• STATED GOAL:
Find every line with the word "color" and report how many there are, without any other text.

— start of ENTRIES PROVIDED —

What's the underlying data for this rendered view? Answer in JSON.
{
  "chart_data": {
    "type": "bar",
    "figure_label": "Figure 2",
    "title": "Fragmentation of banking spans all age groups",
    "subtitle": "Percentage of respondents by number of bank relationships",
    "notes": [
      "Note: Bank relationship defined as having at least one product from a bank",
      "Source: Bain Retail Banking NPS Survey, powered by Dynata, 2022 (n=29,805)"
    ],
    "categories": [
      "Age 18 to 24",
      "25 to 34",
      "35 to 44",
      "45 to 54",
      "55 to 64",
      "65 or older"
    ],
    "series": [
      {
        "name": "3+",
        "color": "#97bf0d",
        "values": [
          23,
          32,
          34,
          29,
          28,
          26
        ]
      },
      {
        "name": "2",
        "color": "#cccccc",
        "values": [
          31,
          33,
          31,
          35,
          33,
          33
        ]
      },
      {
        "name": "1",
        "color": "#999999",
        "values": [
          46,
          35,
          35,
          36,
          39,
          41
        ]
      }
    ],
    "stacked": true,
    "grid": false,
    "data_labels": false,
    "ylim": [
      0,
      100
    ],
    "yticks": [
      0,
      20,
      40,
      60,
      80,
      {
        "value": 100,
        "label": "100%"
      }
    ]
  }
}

— end of ENTRIES PROVIDED —

• EXERCISE ANSWER:
3